# Written instruction
Write out each line in which the string "hours" is present.

# Dataset
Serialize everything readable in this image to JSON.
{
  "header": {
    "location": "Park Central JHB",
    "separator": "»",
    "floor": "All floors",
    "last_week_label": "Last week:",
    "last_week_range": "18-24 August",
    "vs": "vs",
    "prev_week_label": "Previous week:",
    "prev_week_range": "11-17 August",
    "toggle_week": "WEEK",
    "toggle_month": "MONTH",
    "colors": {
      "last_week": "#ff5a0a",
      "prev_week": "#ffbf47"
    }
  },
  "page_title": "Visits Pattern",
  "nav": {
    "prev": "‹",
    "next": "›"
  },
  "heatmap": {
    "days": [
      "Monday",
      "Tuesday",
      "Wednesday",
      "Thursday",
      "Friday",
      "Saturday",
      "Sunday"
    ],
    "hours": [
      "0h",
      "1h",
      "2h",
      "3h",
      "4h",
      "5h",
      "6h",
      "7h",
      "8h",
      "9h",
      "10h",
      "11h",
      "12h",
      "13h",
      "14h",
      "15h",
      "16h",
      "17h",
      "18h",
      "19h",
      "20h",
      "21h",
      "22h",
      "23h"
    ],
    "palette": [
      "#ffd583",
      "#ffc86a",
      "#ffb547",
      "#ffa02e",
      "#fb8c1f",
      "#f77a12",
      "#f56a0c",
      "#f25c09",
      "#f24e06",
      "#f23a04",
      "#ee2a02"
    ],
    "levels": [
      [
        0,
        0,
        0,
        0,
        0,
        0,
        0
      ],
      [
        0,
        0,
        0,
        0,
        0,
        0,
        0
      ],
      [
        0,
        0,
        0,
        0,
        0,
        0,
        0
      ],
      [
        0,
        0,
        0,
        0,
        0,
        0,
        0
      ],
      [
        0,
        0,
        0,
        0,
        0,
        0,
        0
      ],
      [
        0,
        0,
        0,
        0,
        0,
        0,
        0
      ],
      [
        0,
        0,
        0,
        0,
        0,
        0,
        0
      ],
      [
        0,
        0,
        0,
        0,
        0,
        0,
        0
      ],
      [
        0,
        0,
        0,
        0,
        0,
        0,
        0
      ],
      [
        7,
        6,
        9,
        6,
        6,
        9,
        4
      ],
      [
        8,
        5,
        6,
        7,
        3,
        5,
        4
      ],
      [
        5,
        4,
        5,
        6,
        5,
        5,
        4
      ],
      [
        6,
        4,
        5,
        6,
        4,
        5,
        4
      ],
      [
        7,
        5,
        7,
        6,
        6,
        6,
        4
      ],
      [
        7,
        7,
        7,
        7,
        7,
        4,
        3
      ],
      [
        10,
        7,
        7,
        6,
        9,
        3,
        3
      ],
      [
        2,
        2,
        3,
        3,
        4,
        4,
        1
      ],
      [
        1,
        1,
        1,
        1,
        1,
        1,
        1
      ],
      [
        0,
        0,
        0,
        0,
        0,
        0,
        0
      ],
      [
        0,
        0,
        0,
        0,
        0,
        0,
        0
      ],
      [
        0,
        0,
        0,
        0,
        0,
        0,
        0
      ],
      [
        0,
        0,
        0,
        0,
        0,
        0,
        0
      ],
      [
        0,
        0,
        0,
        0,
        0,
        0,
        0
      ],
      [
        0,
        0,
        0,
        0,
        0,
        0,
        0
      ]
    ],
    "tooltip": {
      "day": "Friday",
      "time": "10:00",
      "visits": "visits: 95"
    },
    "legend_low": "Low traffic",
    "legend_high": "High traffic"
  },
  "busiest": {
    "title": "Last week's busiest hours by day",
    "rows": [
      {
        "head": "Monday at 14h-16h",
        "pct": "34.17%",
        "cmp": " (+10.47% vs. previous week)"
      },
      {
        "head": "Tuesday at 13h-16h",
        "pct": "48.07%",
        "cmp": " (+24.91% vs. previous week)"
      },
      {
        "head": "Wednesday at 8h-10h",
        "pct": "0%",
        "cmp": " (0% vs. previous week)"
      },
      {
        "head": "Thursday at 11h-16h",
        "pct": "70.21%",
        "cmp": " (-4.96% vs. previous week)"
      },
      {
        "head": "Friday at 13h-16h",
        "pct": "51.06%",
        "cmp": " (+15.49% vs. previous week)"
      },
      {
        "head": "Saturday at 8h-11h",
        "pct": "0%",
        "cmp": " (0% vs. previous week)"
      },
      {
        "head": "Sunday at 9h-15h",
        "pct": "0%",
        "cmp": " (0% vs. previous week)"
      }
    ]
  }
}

# Output for this exercise
    "hours": [
    "title": "Last week's busiest hours by day",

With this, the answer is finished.